» **The request**
Count the lines below that contain the word "Liabroveien", and reply with only that number.

* Begin *

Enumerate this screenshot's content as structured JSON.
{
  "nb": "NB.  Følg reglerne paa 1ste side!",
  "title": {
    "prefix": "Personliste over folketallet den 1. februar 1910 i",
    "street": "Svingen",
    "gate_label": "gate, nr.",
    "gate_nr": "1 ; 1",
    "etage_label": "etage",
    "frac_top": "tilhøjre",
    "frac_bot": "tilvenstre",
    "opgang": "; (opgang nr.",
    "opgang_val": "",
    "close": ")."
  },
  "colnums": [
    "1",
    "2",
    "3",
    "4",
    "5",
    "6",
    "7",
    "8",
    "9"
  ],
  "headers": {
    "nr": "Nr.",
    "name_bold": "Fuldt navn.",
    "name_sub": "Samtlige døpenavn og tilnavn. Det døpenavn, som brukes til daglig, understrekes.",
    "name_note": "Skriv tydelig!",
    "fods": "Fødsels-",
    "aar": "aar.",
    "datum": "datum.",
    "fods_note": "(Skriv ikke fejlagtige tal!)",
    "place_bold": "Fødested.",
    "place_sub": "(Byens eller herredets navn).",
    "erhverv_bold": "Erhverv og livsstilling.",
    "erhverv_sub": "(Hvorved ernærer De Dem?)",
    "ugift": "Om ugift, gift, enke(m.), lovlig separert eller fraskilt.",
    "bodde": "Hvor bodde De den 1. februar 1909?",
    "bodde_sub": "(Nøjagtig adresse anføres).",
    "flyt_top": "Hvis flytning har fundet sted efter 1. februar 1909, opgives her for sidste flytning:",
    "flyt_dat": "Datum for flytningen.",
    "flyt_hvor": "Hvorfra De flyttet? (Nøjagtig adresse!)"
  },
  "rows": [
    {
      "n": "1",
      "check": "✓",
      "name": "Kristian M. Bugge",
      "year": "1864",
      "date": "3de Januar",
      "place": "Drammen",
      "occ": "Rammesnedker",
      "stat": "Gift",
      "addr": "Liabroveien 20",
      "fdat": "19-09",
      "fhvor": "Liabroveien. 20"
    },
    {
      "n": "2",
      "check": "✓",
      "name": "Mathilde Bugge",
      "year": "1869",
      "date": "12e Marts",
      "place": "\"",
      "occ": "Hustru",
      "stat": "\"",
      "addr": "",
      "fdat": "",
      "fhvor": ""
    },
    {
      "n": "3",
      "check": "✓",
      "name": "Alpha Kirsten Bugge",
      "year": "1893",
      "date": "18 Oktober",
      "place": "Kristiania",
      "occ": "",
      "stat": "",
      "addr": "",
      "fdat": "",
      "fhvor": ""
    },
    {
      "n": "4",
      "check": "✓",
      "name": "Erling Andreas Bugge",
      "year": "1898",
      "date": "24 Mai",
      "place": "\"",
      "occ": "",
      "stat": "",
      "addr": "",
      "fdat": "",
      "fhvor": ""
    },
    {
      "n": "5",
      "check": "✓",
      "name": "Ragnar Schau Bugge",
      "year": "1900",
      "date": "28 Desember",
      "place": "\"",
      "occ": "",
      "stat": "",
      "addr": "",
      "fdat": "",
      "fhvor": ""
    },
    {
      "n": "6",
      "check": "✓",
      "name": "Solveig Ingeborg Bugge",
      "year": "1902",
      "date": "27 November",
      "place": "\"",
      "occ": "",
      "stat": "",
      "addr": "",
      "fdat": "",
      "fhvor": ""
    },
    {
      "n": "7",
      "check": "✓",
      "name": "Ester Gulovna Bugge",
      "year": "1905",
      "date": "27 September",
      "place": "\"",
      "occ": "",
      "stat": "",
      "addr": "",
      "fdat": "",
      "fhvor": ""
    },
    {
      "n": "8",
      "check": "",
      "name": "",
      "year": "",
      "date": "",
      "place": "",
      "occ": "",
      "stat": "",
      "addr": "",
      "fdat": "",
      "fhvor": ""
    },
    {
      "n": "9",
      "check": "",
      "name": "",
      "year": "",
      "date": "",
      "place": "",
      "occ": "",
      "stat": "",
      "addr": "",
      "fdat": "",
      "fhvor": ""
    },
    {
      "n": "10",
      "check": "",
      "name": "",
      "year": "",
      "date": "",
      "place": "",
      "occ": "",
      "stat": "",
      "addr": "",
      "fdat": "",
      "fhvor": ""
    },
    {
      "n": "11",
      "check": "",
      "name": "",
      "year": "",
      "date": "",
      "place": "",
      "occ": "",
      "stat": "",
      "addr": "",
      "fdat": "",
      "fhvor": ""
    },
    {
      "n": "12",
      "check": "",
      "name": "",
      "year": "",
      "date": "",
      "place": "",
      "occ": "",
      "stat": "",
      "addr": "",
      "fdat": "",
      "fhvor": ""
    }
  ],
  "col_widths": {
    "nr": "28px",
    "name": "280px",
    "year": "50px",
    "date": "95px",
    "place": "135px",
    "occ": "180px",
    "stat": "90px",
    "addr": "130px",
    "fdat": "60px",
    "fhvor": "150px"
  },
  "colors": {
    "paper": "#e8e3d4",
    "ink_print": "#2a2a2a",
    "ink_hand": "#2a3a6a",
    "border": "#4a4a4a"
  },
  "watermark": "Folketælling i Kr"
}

* End *

» **Written response**
2